-- WHAT YOU NEED TO DO --
Copy out the data below verbatim.

+ + + + + + +

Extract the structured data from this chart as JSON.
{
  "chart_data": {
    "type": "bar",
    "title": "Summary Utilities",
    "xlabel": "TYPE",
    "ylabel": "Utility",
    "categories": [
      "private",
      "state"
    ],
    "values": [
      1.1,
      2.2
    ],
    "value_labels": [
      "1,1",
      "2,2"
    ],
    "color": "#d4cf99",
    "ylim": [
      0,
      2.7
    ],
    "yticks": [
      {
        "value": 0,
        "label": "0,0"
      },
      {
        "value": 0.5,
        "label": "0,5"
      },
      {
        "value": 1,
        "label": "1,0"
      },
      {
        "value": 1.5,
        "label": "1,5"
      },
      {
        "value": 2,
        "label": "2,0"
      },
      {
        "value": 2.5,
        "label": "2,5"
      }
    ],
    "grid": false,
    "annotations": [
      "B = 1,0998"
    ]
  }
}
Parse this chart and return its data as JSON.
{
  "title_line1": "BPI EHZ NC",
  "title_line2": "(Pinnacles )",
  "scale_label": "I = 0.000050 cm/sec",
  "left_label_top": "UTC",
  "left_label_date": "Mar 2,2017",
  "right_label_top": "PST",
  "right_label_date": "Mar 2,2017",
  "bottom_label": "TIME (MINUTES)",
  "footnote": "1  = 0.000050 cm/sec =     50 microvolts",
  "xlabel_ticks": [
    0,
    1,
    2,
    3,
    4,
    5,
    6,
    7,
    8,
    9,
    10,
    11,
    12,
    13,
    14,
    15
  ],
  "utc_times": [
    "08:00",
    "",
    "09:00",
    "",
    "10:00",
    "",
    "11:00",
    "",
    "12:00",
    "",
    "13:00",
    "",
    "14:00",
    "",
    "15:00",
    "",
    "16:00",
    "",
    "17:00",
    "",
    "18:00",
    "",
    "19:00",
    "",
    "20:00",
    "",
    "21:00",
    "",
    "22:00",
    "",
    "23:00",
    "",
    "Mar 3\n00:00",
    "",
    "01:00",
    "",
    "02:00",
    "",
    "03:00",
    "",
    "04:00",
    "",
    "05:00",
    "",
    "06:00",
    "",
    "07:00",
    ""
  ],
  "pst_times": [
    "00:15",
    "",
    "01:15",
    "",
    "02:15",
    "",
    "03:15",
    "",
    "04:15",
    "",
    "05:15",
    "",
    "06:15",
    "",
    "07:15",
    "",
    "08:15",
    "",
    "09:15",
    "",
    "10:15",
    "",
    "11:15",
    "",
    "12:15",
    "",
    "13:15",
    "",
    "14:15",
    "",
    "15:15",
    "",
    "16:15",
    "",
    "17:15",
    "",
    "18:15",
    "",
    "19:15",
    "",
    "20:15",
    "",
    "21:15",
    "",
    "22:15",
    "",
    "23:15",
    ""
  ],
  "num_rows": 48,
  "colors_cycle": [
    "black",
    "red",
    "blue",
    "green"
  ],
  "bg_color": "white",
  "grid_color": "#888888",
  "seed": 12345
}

+ + + + + + +

-- REPLY TO THE EXERCISE --
Extract the structured data from this chart as JSON.
{
  "chart_data": {
    "type": "bar",
    "title": "Summary Utilities",
    "xlabel": "TYPE",
    "ylabel": "Utility",
    "categories": [
      "private",
      "state"
    ],
    "values": [
      1.1,
      2.2
    ],
    "value_labels": [
      "1,1",
      "2,2"
    ],
    "color": "#d4cf99",
    "ylim": [
      0,
      2.7
    ],
    "yticks": [
      {
        "value": 0,
        "label": "0,0"
      },
      {
        "value": 0.5,
        "label": "0,5"
      },
      {
        "value": 1,
        "label": "1,0"
      },
      {
        "value": 1.5,
        "label": "1,5"
      },
      {
        "value": 2,
        "label": "2,0"
      },
      {
        "value": 2.5,
        "label": "2,5"
      }
    ],
    "grid": false,
    "annotations": [
      "B = 1,0998"
    ]
  }
}
Parse this chart and return its data as JSON.
{
  "title_line1": "BPI EHZ NC",
  "title_line2": "(Pinnacles )",
  "scale_label": "I = 0.000050 cm/sec",
  "left_label_top": "UTC",
  "left_label_date": "Mar 2,2017",
  "right_label_top": "PST",
  "right_label_date": "Mar 2,2017",
  "bottom_label": "TIME (MINUTES)",
  "footnote": "1  = 0.000050 cm/sec =     50 microvolts",
  "xlabel_ticks": [
    0,
    1,
    2,
    3,
    4,
    5,
    6,
    7,
    8,
    9,
    10,
    11,
    12,
    13,
    14,
    15
  ],
  "utc_times": [
    "08:00",
    "",
    "09:00",
    "",
    "10:00",
    "",
    "11:00",
    "",
    "12:00",
    "",
    "13:00",
    "",
    "14:00",
    "",
    "15:00",
    "",
    "16:00",
    "",
    "17:00",
    "",
    "18:00",
    "",
    "19:00",
    "",
    "20:00",
    "",
    "21:00",
    "",
    "22:00",
    "",
    "23:00",
    "",
    "Mar 3\n00:00",
    "",
    "01:00",
    "",
    "02:00",
    "",
    "03:00",
    "",
    "04:00",
    "",
    "05:00",
    "",
    "06:00",
    "",
    "07:00",
    ""
  ],
  "pst_times": [
    "00:15",
    "",
    "01:15",
    "",
    "02:15",
    "",
    "03:15",
    "",
    "04:15",
    "",
    "05:15",
    "",
    "06:15",
    "",
    "07:15",
    "",
    "08:15",
    "",
    "09:15",
    "",
    "10:15",
    "",
    "11:15",
    "",
    "12:15",
    "",
    "13:15",
    "",
    "14:15",
    "",
    "15:15",
    "",
    "16:15",
    "",
    "17:15",
    "",
    "18:15",
    "",
    "19:15",
    "",
    "20:15",
    "",
    "21:15",
    "",
    "22:15",
    "",
    "23:15",
    ""
  ],
  "num_rows": 48,
  "colors_cycle": [
    "black",
    "red",
    "blue",
    "green"
  ],
  "bg_color": "white",
  "grid_color": "#888888",
  "seed": 12345
}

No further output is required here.